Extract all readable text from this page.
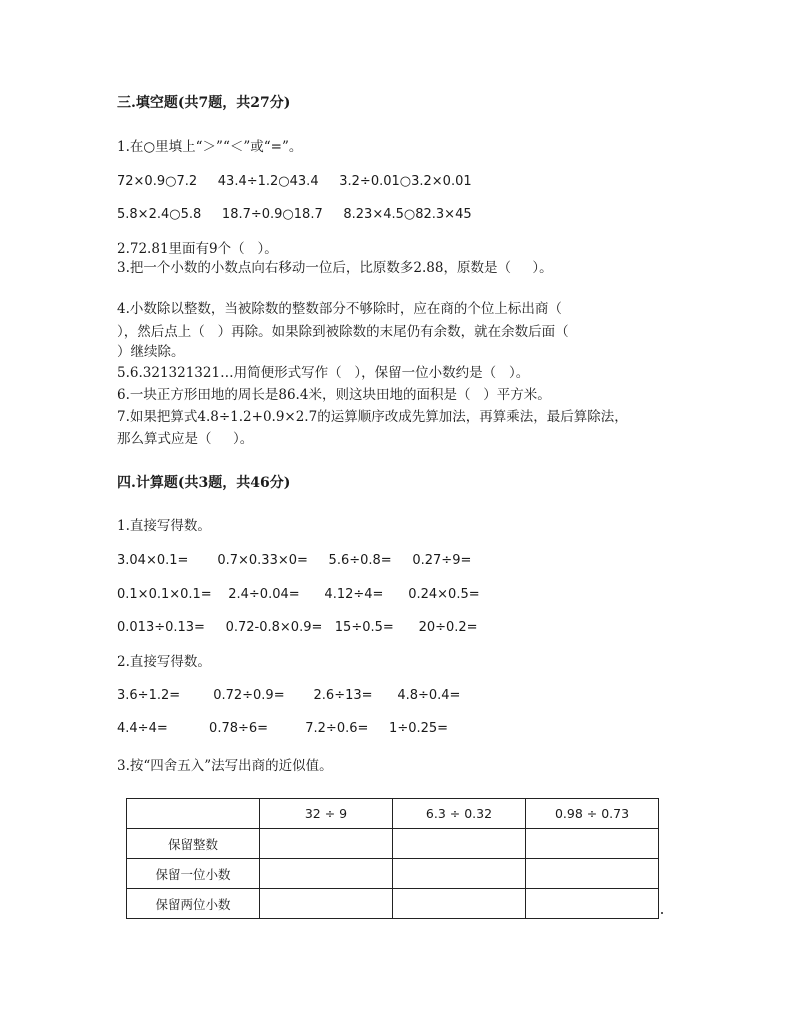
三.填空题(共7题，共27分)
1.在○里填上“＞”“＜”或“=”。
72×0.9○7.2     43.4÷1.2○43.4     3.2÷0.01○3.2×0.01
5.8×2.4○5.8     18.7÷0.9○18.7     8.23×4.5○82.3×45
2.72.81里面有9个（   ）。
3.把一个小数的小数点向右移动一位后，比原数多2.88，原数是（     ）。
4.小数除以整数，当被除数的整数部分不够除时，应在商的个位上标出商（
），然后点上（   ）再除。如果除到被除数的末尾仍有余数，就在余数后面（
）继续除。
5.6.321321321…用简便形式写作（   ），保留一位小数约是（   ）。
6.一块正方形田地的周长是86.4米，则这块田地的面积是（   ）平方米。
7.如果把算式4.8÷1.2+0.9×2.7的运算顺序改成先算加法，再算乘法，最后算除法，
那么算式应是（     ）。
四.计算题(共3题，共46分)
1.直接写得数。
3.04×0.1=       0.7×0.33×0=     5.6÷0.8=     0.27÷9=
0.1×0.1×0.1=    2.4÷0.04=      4.12÷4=      0.24×0.5=
0.013÷0.13=     0.72-0.8×0.9=   15÷0.5=      20÷0.2=
2.直接写得数。
3.6÷1.2=        0.72÷0.9=       2.6÷13=      4.8÷0.4=
4.4÷4=          0.78÷6=         7.2÷0.6=     1÷0.25=
3.按“四舍五入”法写出商的近似值。
	32 ÷ 9	6.3 ÷ 0.32	0.98 ÷ 0.73
保留整数			
保留一位小数			
保留两位小数			
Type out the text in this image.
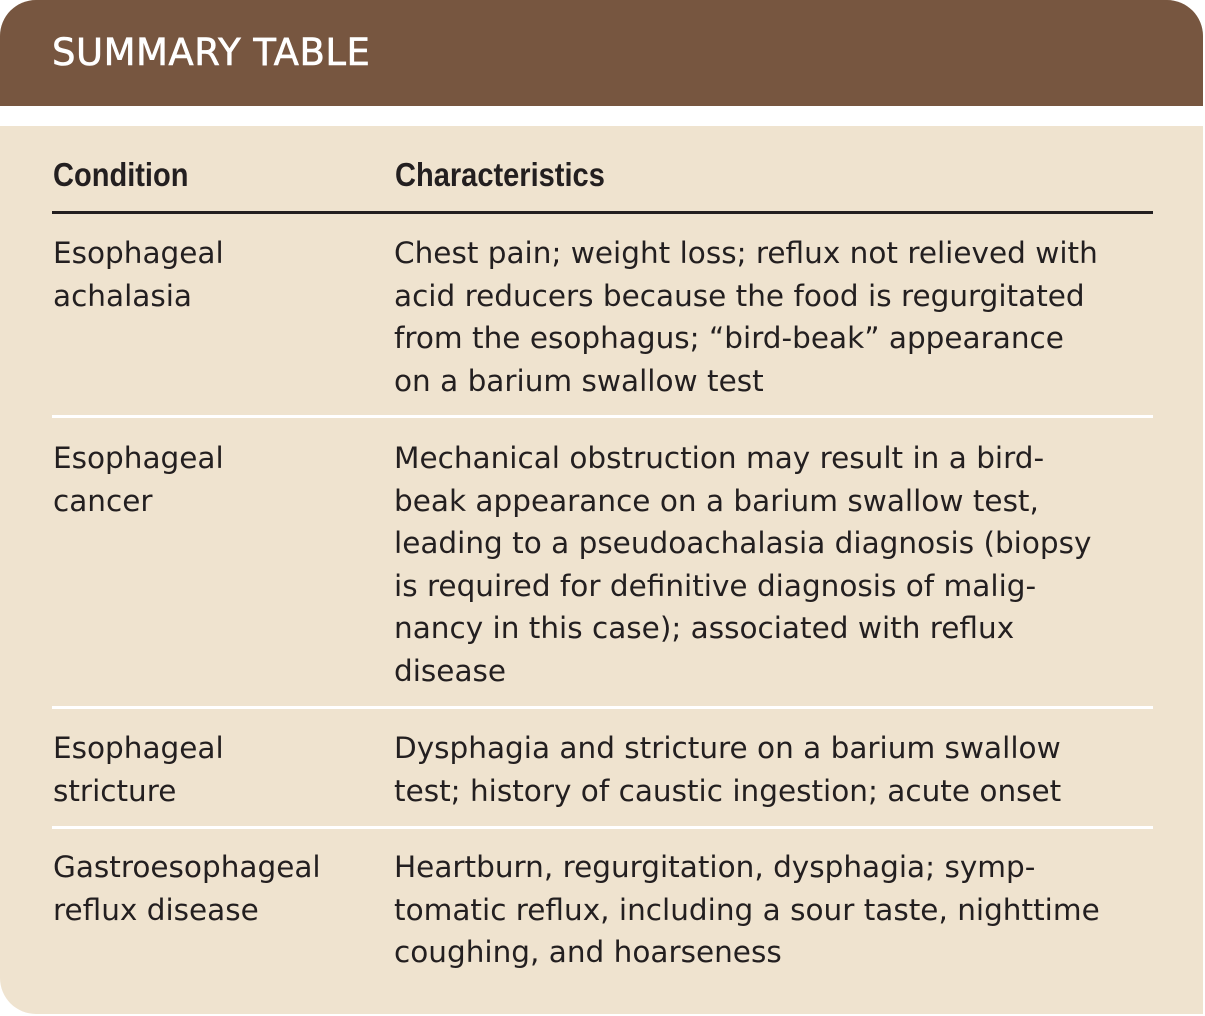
SUMMARY TABLE
Condition	Characteristics
Esophageal
achalasia
Chest pain; weight loss; reflux not relieved with
acid reducers because the food is regurgitated
from the esophagus; “bird-beak” appearance
on a barium swallow test
Esophageal
cancer
Mechanical obstruction may result in a bird-
beak appearance on a barium swallow test,
leading to a pseudoachalasia diagnosis (biopsy
is required for definitive diagnosis of malig-
nancy in this case); associated with reflux
disease
Esophageal
stricture
Dysphagia and stricture on a barium swallow
test; history of caustic ingestion; acute onset
Gastroesophageal
reflux disease
Heartburn, regurgitation, dysphagia; symp-
tomatic reflux, including a sour taste, nighttime
coughing, and hoarseness
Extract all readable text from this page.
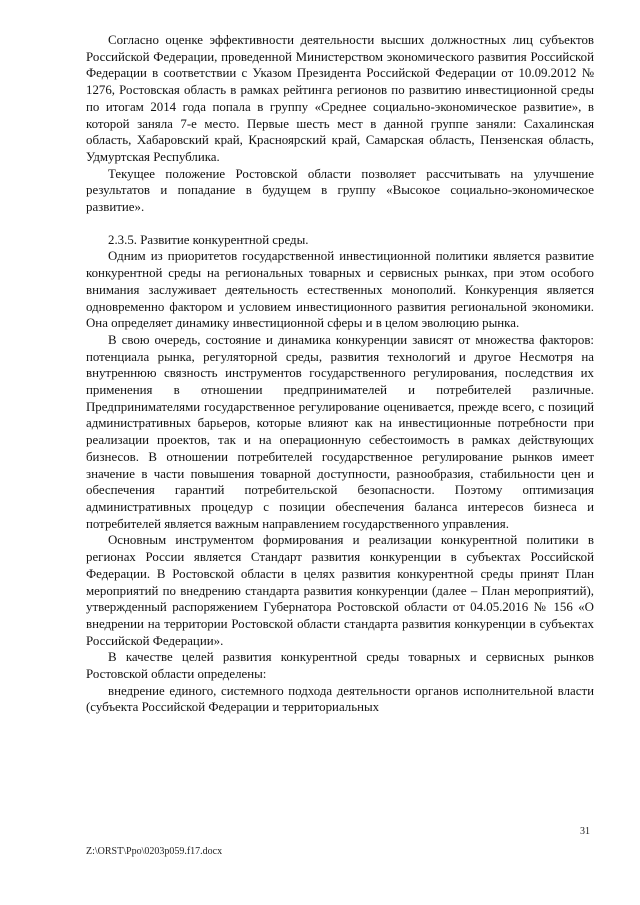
Согласно оценке эффективности деятельности высших должностных лиц субъектов Российской Федерации, проведенной Министерством экономического развития Российской Федерации в соответствии с Указом Президента Российской Федерации от 10.09.2012 № 1276, Ростовская область в рамках рейтинга регионов по развитию инвестиционной среды по итогам 2014 года попала в группу «Среднее социально-экономическое развитие», в которой заняла 7-е место. Первые шесть мест в данной группе заняли: Сахалинская область, Хабаровский край, Красноярский край, Самарская область, Пензенская область, Удмуртская Республика.

Текущее положение Ростовской области позволяет рассчитывать на улучшение результатов и попадание в будущем в группу «Высокое социально-экономическое развитие».

2.3.5. Развитие конкурентной среды.

Одним из приоритетов государственной инвестиционной политики является развитие конкурентной среды на региональных товарных и сервисных рынках, при этом особого внимания заслуживает деятельность естественных монополий. Конкуренция является одновременно фактором и условием инвестиционного развития региональной экономики. Она определяет динамику инвестиционной сферы и в целом эволюцию рынка.

В свою очередь, состояние и динамика конкуренции зависят от множества факторов: потенциала рынка, регуляторной среды, развития технологий и другое Несмотря на внутреннюю связность инструментов государственного регулирования, последствия их применения в отношении предпринимателей и потребителей различные. Предпринимателями государственное регулирование оценивается, прежде всего, с позиций административных барьеров, которые влияют как на инвестиционные потребности при реализации проектов, так и на операционную себестоимость в рамках действующих бизнесов. В отношении потребителей государственное регулирование рынков имеет значение в части повышения товарной доступности, разнообразия, стабильности цен и обеспечения гарантий потребительской безопасности. Поэтому оптимизация административных процедур с позиции обеспечения баланса интересов бизнеса и потребителей является важным направлением государственного управления.

Основным инструментом формирования и реализации конкурентной политики в регионах России является Стандарт развития конкуренции в субъектах Российской Федерации. В Ростовской области в целях развития конкурентной среды принят План мероприятий по внедрению стандарта развития конкуренции (далее – План мероприятий), утвержденный распоряжением Губернатора Ростовской области от 04.05.2016 № 156 «О внедрении на территории Ростовской области стандарта развития конкуренции в субъектах Российской Федерации».

В качестве целей развития конкурентной среды товарных и сервисных рынков Ростовской области определены:

внедрение единого, системного подхода деятельности органов исполнительной власти (субъекта Российской Федерации и территориальных

31
Z:\ORST\Ppo\0203p059.f17.docx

┄┄┄┄┄┄┄┄┄┄

Repeat each line of the records above exactly, but do not copy the pictures.

Exercise solution:
Extract all readable text from this page.
三.填空题(共7题，共27分)
1.在○里填上“＞”“＜”或“=”。
72×0.9○7.2     43.4÷1.2○43.4     3.2÷0.01○3.2×0.01
5.8×2.4○5.8     18.7÷0.9○18.7     8.23×4.5○82.3×45
2.72.81里面有9个（   ）。
3.把一个小数的小数点向右移动一位后，比原数多2.88，原数是（     ）。
4.小数除以整数，当被除数的整数部分不够除时，应在商的个位上标出商（
），然后点上（   ）再除。如果除到被除数的末尾仍有余数，就在余数后面（
）继续除。
5.6.321321321…用简便形式写作（   ），保留一位小数约是（   ）。
6.一块正方形田地的周长是86.4米，则这块田地的面积是（   ）平方米。
7.如果把算式4.8÷1.2+0.9×2.7的运算顺序改成先算加法，再算乘法，最后算除法，
那么算式应是（     ）。
四.计算题(共3题，共46分)
1.直接写得数。
3.04×0.1=       0.7×0.33×0=     5.6÷0.8=     0.27÷9=
0.1×0.1×0.1=    2.4÷0.04=      4.12÷4=      0.24×0.5=
0.013÷0.13=     0.72-0.8×0.9=   15÷0.5=      20÷0.2=
2.直接写得数。
3.6÷1.2=        0.72÷0.9=       2.6÷13=      4.8÷0.4=
4.4÷4=          0.78÷6=         7.2÷0.6=     1÷0.25=
3.按“四舍五入”法写出商的近似值。
	32 ÷ 9	6.3 ÷ 0.32	0.98 ÷ 0.73
保留整数			
保留一位小数			
保留两位小数			
Type out the text in this image.
SUMMARY TABLE
Condition	Characteristics
Esophageal
achalasia
Chest pain; weight loss; reflux not relieved with
acid reducers because the food is regurgitated
from the esophagus; “bird-beak” appearance
on a barium swallow test
Esophageal
cancer
Mechanical obstruction may result in a bird-
beak appearance on a barium swallow test,
leading to a pseudoachalasia diagnosis (biopsy
is required for definitive diagnosis of malig-
nancy in this case); associated with reflux
disease
Esophageal
stricture
Dysphagia and stricture on a barium swallow
test; history of caustic ingestion; acute onset
Gastroesophageal
reflux disease
Heartburn, regurgitation, dysphagia; symp-
tomatic reflux, including a sour taste, nighttime
coughing, and hoarseness
Extract all readable text from this page.
Согласно оценке эффективности деятельности высших должностных лиц субъектов Российской Федерации, проведенной Министерством экономического развития Российской Федерации в соответствии с Указом Президента Российской Федерации от 10.09.2012 № 1276, Ростовская область в рамках рейтинга регионов по развитию инвестиционной среды по итогам 2014 года попала в группу «Среднее социально-экономическое развитие», в которой заняла 7-е место. Первые шесть мест в данной группе заняли: Сахалинская область, Хабаровский край, Красноярский край, Самарская область, Пензенская область, Удмуртская Республика.

Текущее положение Ростовской области позволяет рассчитывать на улучшение результатов и попадание в будущем в группу «Высокое социально-экономическое развитие».

2.3.5. Развитие конкурентной среды.

Одним из приоритетов государственной инвестиционной политики является развитие конкурентной среды на региональных товарных и сервисных рынках, при этом особого внимания заслуживает деятельность естественных монополий. Конкуренция является одновременно фактором и условием инвестиционного развития региональной экономики. Она определяет динамику инвестиционной сферы и в целом эволюцию рынка.

В свою очередь, состояние и динамика конкуренции зависят от множества факторов: потенциала рынка, регуляторной среды, развития технологий и другое Несмотря на внутреннюю связность инструментов государственного регулирования, последствия их применения в отношении предпринимателей и потребителей различные. Предпринимателями государственное регулирование оценивается, прежде всего, с позиций административных барьеров, которые влияют как на инвестиционные потребности при реализации проектов, так и на операционную себестоимость в рамках действующих бизнесов. В отношении потребителей государственное регулирование рынков имеет значение в части повышения товарной доступности, разнообразия, стабильности цен и обеспечения гарантий потребительской безопасности. Поэтому оптимизация административных процедур с позиции обеспечения баланса интересов бизнеса и потребителей является важным направлением государственного управления.

Основным инструментом формирования и реализации конкурентной политики в регионах России является Стандарт развития конкуренции в субъектах Российской Федерации. В Ростовской области в целях развития конкурентной среды принят План мероприятий по внедрению стандарта развития конкуренции (далее – План мероприятий), утвержденный распоряжением Губернатора Ростовской области от 04.05.2016 № 156 «О внедрении на территории Ростовской области стандарта развития конкуренции в субъектах Российской Федерации».

В качестве целей развития конкурентной среды товарных и сервисных рынков Ростовской области определены:

внедрение единого, системного подхода деятельности органов исполнительной власти (субъекта Российской Федерации и территориальных

31
Z:\ORST\Ppo\0203p059.f17.docx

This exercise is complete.